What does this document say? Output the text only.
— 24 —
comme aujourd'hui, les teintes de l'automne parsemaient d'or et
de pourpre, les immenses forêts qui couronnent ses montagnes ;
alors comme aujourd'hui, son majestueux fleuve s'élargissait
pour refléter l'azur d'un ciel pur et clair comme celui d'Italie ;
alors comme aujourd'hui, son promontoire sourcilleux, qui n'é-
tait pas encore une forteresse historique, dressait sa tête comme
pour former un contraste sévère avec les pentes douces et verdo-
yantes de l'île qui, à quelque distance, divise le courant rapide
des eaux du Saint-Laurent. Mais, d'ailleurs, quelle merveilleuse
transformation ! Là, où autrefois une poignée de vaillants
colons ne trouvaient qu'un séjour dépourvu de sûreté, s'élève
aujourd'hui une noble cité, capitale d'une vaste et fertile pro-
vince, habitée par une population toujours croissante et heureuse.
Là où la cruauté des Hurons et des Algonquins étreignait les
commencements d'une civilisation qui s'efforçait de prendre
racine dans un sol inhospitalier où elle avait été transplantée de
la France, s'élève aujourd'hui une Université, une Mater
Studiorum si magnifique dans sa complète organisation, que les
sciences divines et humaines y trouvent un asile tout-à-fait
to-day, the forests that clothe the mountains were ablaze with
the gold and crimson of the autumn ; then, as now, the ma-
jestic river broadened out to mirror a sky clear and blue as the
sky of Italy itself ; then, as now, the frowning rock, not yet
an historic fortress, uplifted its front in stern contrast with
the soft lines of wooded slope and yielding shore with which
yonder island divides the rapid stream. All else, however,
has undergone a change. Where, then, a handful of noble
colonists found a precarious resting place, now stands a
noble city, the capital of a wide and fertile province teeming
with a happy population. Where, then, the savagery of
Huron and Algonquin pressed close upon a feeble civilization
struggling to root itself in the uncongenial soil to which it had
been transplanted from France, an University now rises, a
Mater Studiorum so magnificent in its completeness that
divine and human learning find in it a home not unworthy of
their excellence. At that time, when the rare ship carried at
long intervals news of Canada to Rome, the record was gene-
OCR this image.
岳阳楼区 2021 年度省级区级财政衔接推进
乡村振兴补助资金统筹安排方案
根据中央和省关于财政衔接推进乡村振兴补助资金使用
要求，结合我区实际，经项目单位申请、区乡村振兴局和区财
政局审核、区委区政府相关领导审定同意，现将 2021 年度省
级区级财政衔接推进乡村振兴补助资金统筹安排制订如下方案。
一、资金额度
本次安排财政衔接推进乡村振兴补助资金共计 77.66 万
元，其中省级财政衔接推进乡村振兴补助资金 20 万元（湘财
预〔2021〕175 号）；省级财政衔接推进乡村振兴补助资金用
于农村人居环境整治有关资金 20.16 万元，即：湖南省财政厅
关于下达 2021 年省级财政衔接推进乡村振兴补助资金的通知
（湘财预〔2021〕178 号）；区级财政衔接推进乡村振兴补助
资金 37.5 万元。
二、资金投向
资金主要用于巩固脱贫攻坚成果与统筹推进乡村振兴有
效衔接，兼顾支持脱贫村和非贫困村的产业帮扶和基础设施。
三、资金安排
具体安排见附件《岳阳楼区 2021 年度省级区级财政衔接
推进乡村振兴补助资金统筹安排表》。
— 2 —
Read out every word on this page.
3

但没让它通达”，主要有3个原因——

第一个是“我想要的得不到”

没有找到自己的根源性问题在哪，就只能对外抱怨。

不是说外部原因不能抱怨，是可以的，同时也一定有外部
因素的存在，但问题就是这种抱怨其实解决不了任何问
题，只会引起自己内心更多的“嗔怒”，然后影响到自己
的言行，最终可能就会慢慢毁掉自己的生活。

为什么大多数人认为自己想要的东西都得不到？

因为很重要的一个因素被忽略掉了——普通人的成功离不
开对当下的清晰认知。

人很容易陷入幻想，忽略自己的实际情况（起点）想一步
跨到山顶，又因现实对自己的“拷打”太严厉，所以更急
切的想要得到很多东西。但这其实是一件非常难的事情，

_____

◆ **The exercise**:
Starting at the line that contains "OCR this image.", write out every line to the end of the entries, exactly as given.

◆ **Result**:
OCR this image.
岳阳楼区 2021 年度省级区级财政衔接推进
乡村振兴补助资金统筹安排方案
根据中央和省关于财政衔接推进乡村振兴补助资金使用
要求，结合我区实际，经项目单位申请、区乡村振兴局和区财
政局审核、区委区政府相关领导审定同意，现将 2021 年度省
级区级财政衔接推进乡村振兴补助资金统筹安排制订如下方案。
一、资金额度
本次安排财政衔接推进乡村振兴补助资金共计 77.66 万
元，其中省级财政衔接推进乡村振兴补助资金 20 万元（湘财
预〔2021〕175 号）；省级财政衔接推进乡村振兴补助资金用
于农村人居环境整治有关资金 20.16 万元，即：湖南省财政厅
关于下达 2021 年省级财政衔接推进乡村振兴补助资金的通知
（湘财预〔2021〕178 号）；区级财政衔接推进乡村振兴补助
资金 37.5 万元。
二、资金投向
资金主要用于巩固脱贫攻坚成果与统筹推进乡村振兴有
效衔接，兼顾支持脱贫村和非贫困村的产业帮扶和基础设施。
三、资金安排
具体安排见附件《岳阳楼区 2021 年度省级区级财政衔接
推进乡村振兴补助资金统筹安排表》。
— 2 —
Read out every word on this page.
3

但没让它通达”，主要有3个原因——

第一个是“我想要的得不到”

没有找到自己的根源性问题在哪，就只能对外抱怨。

不是说外部原因不能抱怨，是可以的，同时也一定有外部
因素的存在，但问题就是这种抱怨其实解决不了任何问
题，只会引起自己内心更多的“嗔怒”，然后影响到自己
的言行，最终可能就会慢慢毁掉自己的生活。

为什么大多数人认为自己想要的东西都得不到？

因为很重要的一个因素被忽略掉了——普通人的成功离不
开对当下的清晰认知。

人很容易陷入幻想，忽略自己的实际情况（起点）想一步
跨到山顶，又因现实对自己的“拷打”太严厉，所以更急
切的想要得到很多东西。但这其实是一件非常难的事情，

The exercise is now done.